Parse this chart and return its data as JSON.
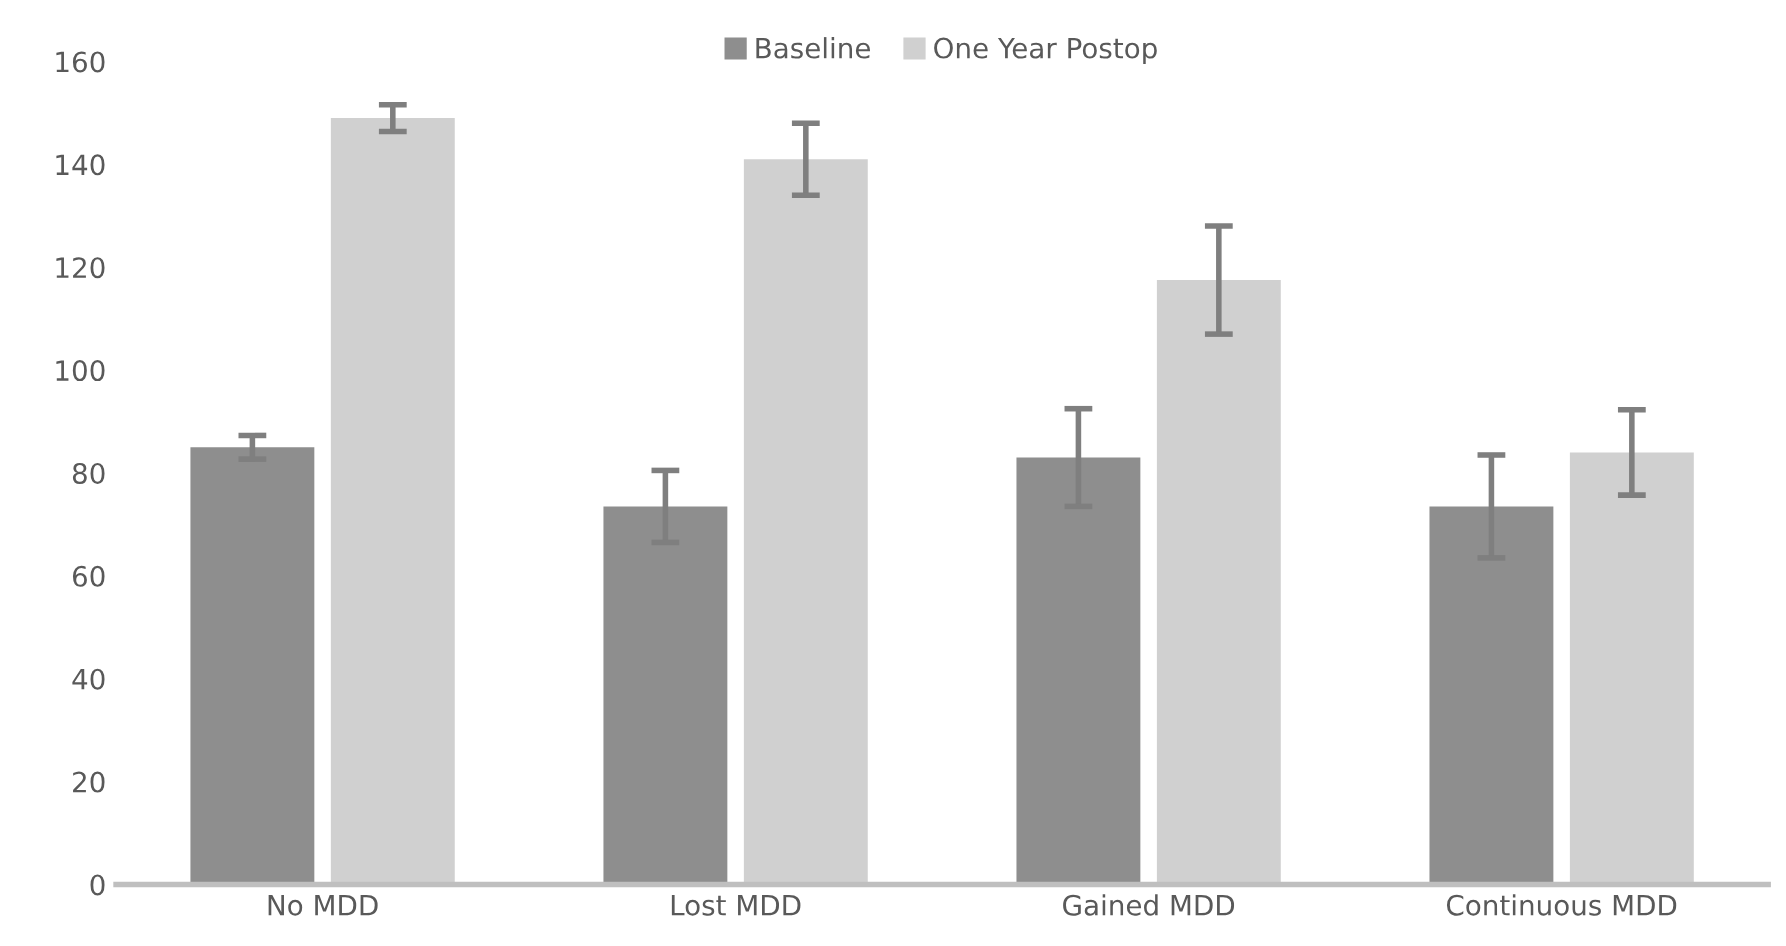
{
  "chart_data": {
    "type": "bar",
    "categories": [
      "No MDD",
      "Lost MDD",
      "Gained MDD",
      "Continuous MDD"
    ],
    "series": [
      {
        "name": "Baseline",
        "color": "#8e8e8e",
        "values": [
          85,
          73.5,
          83,
          73.5
        ],
        "errors": [
          2.3,
          7,
          9.5,
          10
        ]
      },
      {
        "name": "One Year Postop",
        "color": "#d0d0d0",
        "values": [
          149,
          141,
          117.5,
          84
        ],
        "errors": [
          2.6,
          7,
          10.5,
          8.3
        ]
      }
    ],
    "ylim": [
      0,
      160
    ],
    "yticks": [
      0,
      20,
      40,
      60,
      80,
      100,
      120,
      140,
      160
    ],
    "legend": "top"
  }
}
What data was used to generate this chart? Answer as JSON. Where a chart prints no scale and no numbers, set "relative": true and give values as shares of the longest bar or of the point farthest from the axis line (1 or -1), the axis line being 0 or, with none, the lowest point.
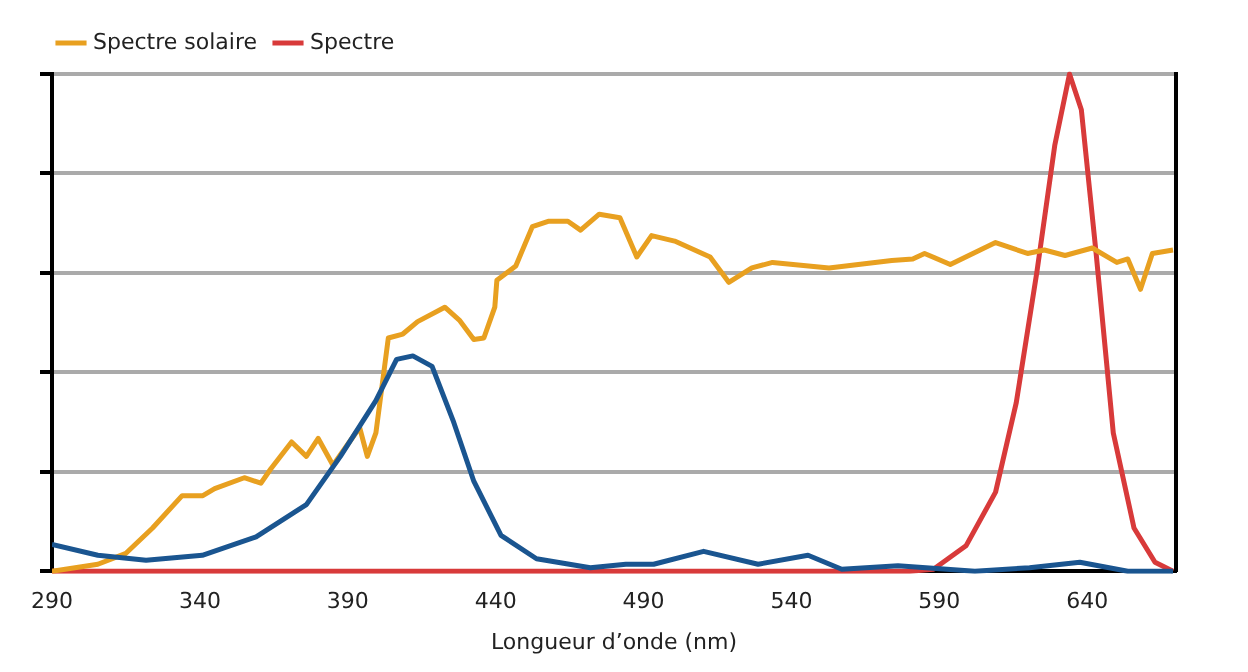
{
  "chart_data": {
    "type": "line",
    "xlabel": "Longueur d’onde (nm)",
    "relative": true,
    "grid": "y",
    "legend": "top left",
    "marker": "none",
    "xlim": [
      290,
      670
    ],
    "xticks": [
      290,
      340,
      390,
      440,
      490,
      540,
      590,
      640
    ],
    "series": [
      {
        "color": "#1a5590",
        "x": [
          290,
          305.5,
          321.8,
          340.8,
          359,
          376,
          387.5,
          399.5,
          406.5,
          412,
          418.5,
          425.6,
          432.6,
          441.8,
          453.8,
          472,
          484,
          493.4,
          510.3,
          528.7,
          545.6,
          557,
          576,
          602,
          620.5,
          637.5,
          653.7,
          669
        ],
        "values": [
          0.054,
          0.032,
          0.022,
          0.032,
          0.069,
          0.134,
          0.231,
          0.343,
          0.426,
          0.433,
          0.412,
          0.303,
          0.181,
          0.072,
          0.025,
          0.007,
          0.014,
          0.014,
          0.04,
          0.014,
          0.032,
          0.004,
          0.011,
          0,
          0.007,
          0.018,
          0,
          0
        ]
      },
      {
        "name": "Spectre solaire",
        "color": "#e8a020",
        "x": [
          290,
          305.5,
          315,
          324,
          334,
          341,
          345,
          355,
          360.6,
          364,
          371,
          376,
          380,
          385,
          394,
          396.6,
          399.5,
          403.7,
          408.6,
          413.6,
          422.8,
          427.7,
          432.6,
          436,
          439.7,
          440.4,
          446.8,
          452.4,
          458,
          464.4,
          468.7,
          475,
          482,
          487.7,
          492.7,
          500.5,
          512.5,
          518.8,
          526.6,
          533.6,
          552.7,
          573.9,
          581,
          585,
          593.7,
          609,
          619.8,
          625.5,
          632.5,
          641.7,
          650,
          653.7,
          658,
          662,
          669
        ],
        "values": [
          0,
          0.014,
          0.036,
          0.087,
          0.152,
          0.152,
          0.166,
          0.188,
          0.177,
          0.206,
          0.26,
          0.231,
          0.267,
          0.213,
          0.289,
          0.231,
          0.278,
          0.469,
          0.477,
          0.502,
          0.531,
          0.505,
          0.466,
          0.469,
          0.531,
          0.585,
          0.614,
          0.693,
          0.704,
          0.704,
          0.686,
          0.718,
          0.711,
          0.632,
          0.675,
          0.664,
          0.632,
          0.581,
          0.61,
          0.621,
          0.61,
          0.625,
          0.628,
          0.639,
          0.617,
          0.661,
          0.639,
          0.646,
          0.635,
          0.65,
          0.621,
          0.628,
          0.567,
          0.639,
          0.646
        ]
      },
      {
        "name": "Spectre",
        "color": "#d83a3a",
        "x": [
          290,
          560,
          580,
          588,
          599,
          609,
          616,
          623,
          629,
          634,
          638,
          643,
          648.8,
          655.8,
          662.9,
          669
        ],
        "values": [
          0,
          0,
          0,
          0.004,
          0.051,
          0.159,
          0.339,
          0.603,
          0.856,
          1,
          0.928,
          0.639,
          0.278,
          0.087,
          0.018,
          0
        ]
      }
    ]
  }
}
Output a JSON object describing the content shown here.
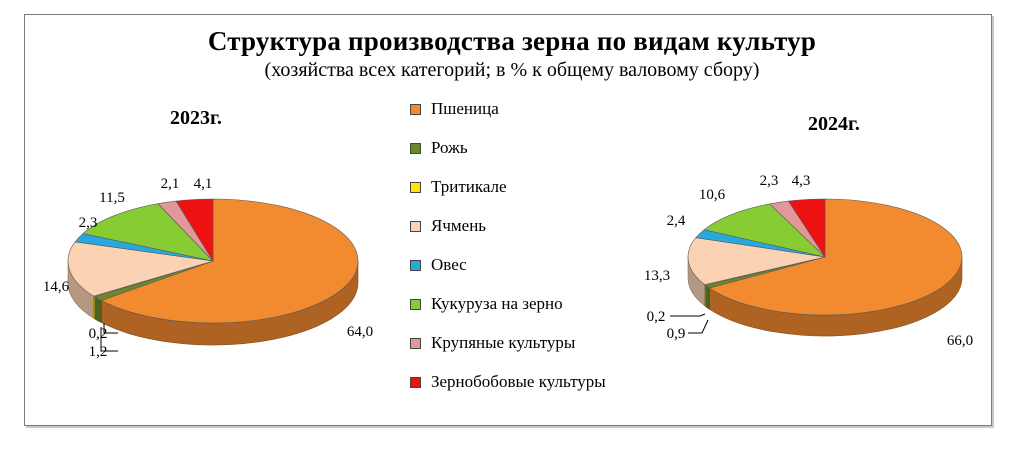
{
  "chart_data": {
    "type": "pie",
    "title": "Структура производства зерна по видам культур",
    "subtitle": "(хозяйства всех категорий; в % к общему валовому сбору)",
    "categories": [
      "Пшеница",
      "Рожь",
      "Тритикале",
      "Ячмень",
      "Овес",
      "Кукуруза на зерно",
      "Крупяные культуры",
      "Зернобобовые культуры"
    ],
    "colors": [
      "#f28a30",
      "#6a8a2a",
      "#ffe600",
      "#fbd3b4",
      "#29a8e0",
      "#88cc33",
      "#e2979a",
      "#ee1111"
    ],
    "series": [
      {
        "name": "2023г.",
        "values": [
          64.0,
          1.2,
          0.2,
          14.6,
          2.3,
          11.5,
          2.1,
          4.1
        ],
        "labels": [
          "64,0",
          "1,2",
          "0,2",
          "14,6",
          "2,3",
          "11,5",
          "2,1",
          "4,1"
        ]
      },
      {
        "name": "2024г.",
        "values": [
          66.0,
          0.9,
          0.2,
          13.3,
          2.4,
          10.6,
          2.3,
          4.3
        ],
        "labels": [
          "66,0",
          "0,9",
          "0,2",
          "13,3",
          "2,4",
          "10,6",
          "2,3",
          "4,3"
        ]
      }
    ],
    "legend_position": "center"
  }
}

####

▶ Exercise goal
Without the pictures, repeat exactly the lines running from the line containing "Output a JSON" through the end of the data, both ends included.

▶ Output of the task
Output a JSON object describing the content shown here.
{
  "chart_data": {
    "type": "pie",
    "title": "Структура производства зерна по видам культур",
    "subtitle": "(хозяйства всех категорий; в % к общему валовому сбору)",
    "categories": [
      "Пшеница",
      "Рожь",
      "Тритикале",
      "Ячмень",
      "Овес",
      "Кукуруза на зерно",
      "Крупяные культуры",
      "Зернобобовые культуры"
    ],
    "colors": [
      "#f28a30",
      "#6a8a2a",
      "#ffe600",
      "#fbd3b4",
      "#29a8e0",
      "#88cc33",
      "#e2979a",
      "#ee1111"
    ],
    "series": [
      {
        "name": "2023г.",
        "values": [
          64.0,
          1.2,
          0.2,
          14.6,
          2.3,
          11.5,
          2.1,
          4.1
        ],
        "labels": [
          "64,0",
          "1,2",
          "0,2",
          "14,6",
          "2,3",
          "11,5",
          "2,1",
          "4,1"
        ]
      },
      {
        "name": "2024г.",
        "values": [
          66.0,
          0.9,
          0.2,
          13.3,
          2.4,
          10.6,
          2.3,
          4.3
        ],
        "labels": [
          "66,0",
          "0,9",
          "0,2",
          "13,3",
          "2,4",
          "10,6",
          "2,3",
          "4,3"
        ]
      }
    ],
    "legend_position": "center"
  }
}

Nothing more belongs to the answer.